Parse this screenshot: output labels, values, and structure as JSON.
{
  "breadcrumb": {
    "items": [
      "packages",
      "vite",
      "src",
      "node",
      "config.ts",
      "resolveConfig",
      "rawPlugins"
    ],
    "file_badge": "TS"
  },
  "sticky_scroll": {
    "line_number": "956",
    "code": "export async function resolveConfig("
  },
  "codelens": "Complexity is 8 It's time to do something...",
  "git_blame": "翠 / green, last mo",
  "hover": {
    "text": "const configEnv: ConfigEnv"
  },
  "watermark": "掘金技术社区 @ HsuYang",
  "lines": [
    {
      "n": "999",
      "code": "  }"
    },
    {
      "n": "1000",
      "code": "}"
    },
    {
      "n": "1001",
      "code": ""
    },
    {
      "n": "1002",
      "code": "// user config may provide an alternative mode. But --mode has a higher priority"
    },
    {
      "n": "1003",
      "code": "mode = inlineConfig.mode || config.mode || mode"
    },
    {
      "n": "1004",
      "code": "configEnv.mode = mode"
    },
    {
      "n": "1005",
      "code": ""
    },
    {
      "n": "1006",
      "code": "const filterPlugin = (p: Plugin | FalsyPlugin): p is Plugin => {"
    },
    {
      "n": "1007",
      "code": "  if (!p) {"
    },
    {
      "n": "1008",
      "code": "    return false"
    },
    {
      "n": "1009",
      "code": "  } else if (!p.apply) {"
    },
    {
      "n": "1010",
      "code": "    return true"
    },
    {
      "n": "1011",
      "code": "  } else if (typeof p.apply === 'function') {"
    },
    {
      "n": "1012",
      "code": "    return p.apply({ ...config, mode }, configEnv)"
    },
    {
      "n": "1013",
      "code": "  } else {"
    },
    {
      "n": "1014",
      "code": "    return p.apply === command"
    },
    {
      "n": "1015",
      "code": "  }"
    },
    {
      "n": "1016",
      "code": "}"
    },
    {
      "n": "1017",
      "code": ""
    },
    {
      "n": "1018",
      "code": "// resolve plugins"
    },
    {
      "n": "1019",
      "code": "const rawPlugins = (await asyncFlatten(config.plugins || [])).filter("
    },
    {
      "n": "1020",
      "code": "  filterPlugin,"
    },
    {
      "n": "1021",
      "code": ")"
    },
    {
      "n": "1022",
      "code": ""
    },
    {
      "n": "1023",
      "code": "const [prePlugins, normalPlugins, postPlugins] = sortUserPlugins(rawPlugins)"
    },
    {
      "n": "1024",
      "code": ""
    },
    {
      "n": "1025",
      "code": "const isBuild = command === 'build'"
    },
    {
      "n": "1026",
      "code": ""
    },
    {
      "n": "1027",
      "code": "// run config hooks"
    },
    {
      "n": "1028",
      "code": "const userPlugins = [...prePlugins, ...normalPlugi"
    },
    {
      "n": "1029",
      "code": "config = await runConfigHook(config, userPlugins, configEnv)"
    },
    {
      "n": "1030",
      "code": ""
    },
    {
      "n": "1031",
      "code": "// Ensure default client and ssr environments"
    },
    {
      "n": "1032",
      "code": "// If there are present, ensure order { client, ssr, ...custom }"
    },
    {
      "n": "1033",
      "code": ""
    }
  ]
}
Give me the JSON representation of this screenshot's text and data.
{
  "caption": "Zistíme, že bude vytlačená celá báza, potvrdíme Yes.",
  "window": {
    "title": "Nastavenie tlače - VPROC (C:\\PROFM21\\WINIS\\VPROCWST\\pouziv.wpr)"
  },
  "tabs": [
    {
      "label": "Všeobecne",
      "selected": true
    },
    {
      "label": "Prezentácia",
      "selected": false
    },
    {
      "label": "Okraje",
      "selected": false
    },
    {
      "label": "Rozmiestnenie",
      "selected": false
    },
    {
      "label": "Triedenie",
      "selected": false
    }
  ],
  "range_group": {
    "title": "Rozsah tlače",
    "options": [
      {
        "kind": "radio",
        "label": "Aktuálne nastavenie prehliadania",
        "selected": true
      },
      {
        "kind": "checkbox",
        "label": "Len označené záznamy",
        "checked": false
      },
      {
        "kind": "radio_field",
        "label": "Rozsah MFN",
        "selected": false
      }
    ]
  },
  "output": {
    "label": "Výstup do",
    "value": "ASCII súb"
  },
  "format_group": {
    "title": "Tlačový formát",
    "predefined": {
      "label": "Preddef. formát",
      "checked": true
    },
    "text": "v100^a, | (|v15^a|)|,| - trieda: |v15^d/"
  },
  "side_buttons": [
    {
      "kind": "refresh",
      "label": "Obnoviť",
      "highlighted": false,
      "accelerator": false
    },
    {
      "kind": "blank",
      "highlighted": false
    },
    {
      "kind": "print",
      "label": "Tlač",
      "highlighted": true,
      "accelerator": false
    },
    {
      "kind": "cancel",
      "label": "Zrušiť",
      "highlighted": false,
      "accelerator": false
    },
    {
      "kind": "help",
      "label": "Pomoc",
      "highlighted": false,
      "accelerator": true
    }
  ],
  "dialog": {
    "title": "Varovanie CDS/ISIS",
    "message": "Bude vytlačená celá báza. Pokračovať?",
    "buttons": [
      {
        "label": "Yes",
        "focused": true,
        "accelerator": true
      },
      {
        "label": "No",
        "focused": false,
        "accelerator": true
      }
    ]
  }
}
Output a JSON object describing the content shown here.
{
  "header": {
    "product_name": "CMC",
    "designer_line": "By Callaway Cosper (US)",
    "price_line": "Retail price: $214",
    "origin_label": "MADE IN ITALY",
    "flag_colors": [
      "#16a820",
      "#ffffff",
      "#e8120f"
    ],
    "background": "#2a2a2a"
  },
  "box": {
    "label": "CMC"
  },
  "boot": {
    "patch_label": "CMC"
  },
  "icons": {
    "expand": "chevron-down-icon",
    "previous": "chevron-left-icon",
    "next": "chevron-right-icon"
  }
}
====================
- _STATED EXERCISE_
Write every line of the material above again, exactly.

- _EXERCISE RESULT_
Parse this screenshot: output labels, values, and structure as JSON.
{
  "breadcrumb": {
    "items": [
      "packages",
      "vite",
      "src",
      "node",
      "config.ts",
      "resolveConfig",
      "rawPlugins"
    ],
    "file_badge": "TS"
  },
  "sticky_scroll": {
    "line_number": "956",
    "code": "export async function resolveConfig("
  },
  "codelens": "Complexity is 8 It's time to do something...",
  "git_blame": "翠 / green, last mo",
  "hover": {
    "text": "const configEnv: ConfigEnv"
  },
  "watermark": "掘金技术社区 @ HsuYang",
  "lines": [
    {
      "n": "999",
      "code": "  }"
    },
    {
      "n": "1000",
      "code": "}"
    },
    {
      "n": "1001",
      "code": ""
    },
    {
      "n": "1002",
      "code": "// user config may provide an alternative mode. But --mode has a higher priority"
    },
    {
      "n": "1003",
      "code": "mode = inlineConfig.mode || config.mode || mode"
    },
    {
      "n": "1004",
      "code": "configEnv.mode = mode"
    },
    {
      "n": "1005",
      "code": ""
    },
    {
      "n": "1006",
      "code": "const filterPlugin = (p: Plugin | FalsyPlugin): p is Plugin => {"
    },
    {
      "n": "1007",
      "code": "  if (!p) {"
    },
    {
      "n": "1008",
      "code": "    return false"
    },
    {
      "n": "1009",
      "code": "  } else if (!p.apply) {"
    },
    {
      "n": "1010",
      "code": "    return true"
    },
    {
      "n": "1011",
      "code": "  } else if (typeof p.apply === 'function') {"
    },
    {
      "n": "1012",
      "code": "    return p.apply({ ...config, mode }, configEnv)"
    },
    {
      "n": "1013",
      "code": "  } else {"
    },
    {
      "n": "1014",
      "code": "    return p.apply === command"
    },
    {
      "n": "1015",
      "code": "  }"
    },
    {
      "n": "1016",
      "code": "}"
    },
    {
      "n": "1017",
      "code": ""
    },
    {
      "n": "1018",
      "code": "// resolve plugins"
    },
    {
      "n": "1019",
      "code": "const rawPlugins = (await asyncFlatten(config.plugins || [])).filter("
    },
    {
      "n": "1020",
      "code": "  filterPlugin,"
    },
    {
      "n": "1021",
      "code": ")"
    },
    {
      "n": "1022",
      "code": ""
    },
    {
      "n": "1023",
      "code": "const [prePlugins, normalPlugins, postPlugins] = sortUserPlugins(rawPlugins)"
    },
    {
      "n": "1024",
      "code": ""
    },
    {
      "n": "1025",
      "code": "const isBuild = command === 'build'"
    },
    {
      "n": "1026",
      "code": ""
    },
    {
      "n": "1027",
      "code": "// run config hooks"
    },
    {
      "n": "1028",
      "code": "const userPlugins = [...prePlugins, ...normalPlugi"
    },
    {
      "n": "1029",
      "code": "config = await runConfigHook(config, userPlugins, configEnv)"
    },
    {
      "n": "1030",
      "code": ""
    },
    {
      "n": "1031",
      "code": "// Ensure default client and ssr environments"
    },
    {
      "n": "1032",
      "code": "// If there are present, ensure order { client, ssr, ...custom }"
    },
    {
      "n": "1033",
      "code": ""
    }
  ]
}
Give me the JSON representation of this screenshot's text and data.
{
  "caption": "Zistíme, že bude vytlačená celá báza, potvrdíme Yes.",
  "window": {
    "title": "Nastavenie tlače - VPROC (C:\\PROFM21\\WINIS\\VPROCWST\\pouziv.wpr)"
  },
  "tabs": [
    {
      "label": "Všeobecne",
      "selected": true
    },
    {
      "label": "Prezentácia",
      "selected": false
    },
    {
      "label": "Okraje",
      "selected": false
    },
    {
      "label": "Rozmiestnenie",
      "selected": false
    },
    {
      "label": "Triedenie",
      "selected": false
    }
  ],
  "range_group": {
    "title": "Rozsah tlače",
    "options": [
      {
        "kind": "radio",
        "label": "Aktuálne nastavenie prehliadania",
        "selected": true
      },
      {
        "kind": "checkbox",
        "label": "Len označené záznamy",
        "checked": false
      },
      {
        "kind": "radio_field",
        "label": "Rozsah MFN",
        "selected": false
      }
    ]
  },
  "output": {
    "label": "Výstup do",
    "value": "ASCII súb"
  },
  "format_group": {
    "title": "Tlačový formát",
    "predefined": {
      "label": "Preddef. formát",
      "checked": true
    },
    "text": "v100^a, | (|v15^a|)|,| - trieda: |v15^d/"
  },
  "side_buttons": [
    {
      "kind": "refresh",
      "label": "Obnoviť",
      "highlighted": false,
      "accelerator": false
    },
    {
      "kind": "blank",
      "highlighted": false
    },
    {
      "kind": "print",
      "label": "Tlač",
      "highlighted": true,
      "accelerator": false
    },
    {
      "kind": "cancel",
      "label": "Zrušiť",
      "highlighted": false,
      "accelerator": false
    },
    {
      "kind": "help",
      "label": "Pomoc",
      "highlighted": false,
      "accelerator": true
    }
  ],
  "dialog": {
    "title": "Varovanie CDS/ISIS",
    "message": "Bude vytlačená celá báza. Pokračovať?",
    "buttons": [
      {
        "label": "Yes",
        "focused": true,
        "accelerator": true
      },
      {
        "label": "No",
        "focused": false,
        "accelerator": true
      }
    ]
  }
}
Output a JSON object describing the content shown here.
{
  "header": {
    "product_name": "CMC",
    "designer_line": "By Callaway Cosper (US)",
    "price_line": "Retail price: $214",
    "origin_label": "MADE IN ITALY",
    "flag_colors": [
      "#16a820",
      "#ffffff",
      "#e8120f"
    ],
    "background": "#2a2a2a"
  },
  "box": {
    "label": "CMC"
  },
  "boot": {
    "patch_label": "CMC"
  },
  "icons": {
    "expand": "chevron-down-icon",
    "previous": "chevron-left-icon",
    "next": "chevron-right-icon"
  }
}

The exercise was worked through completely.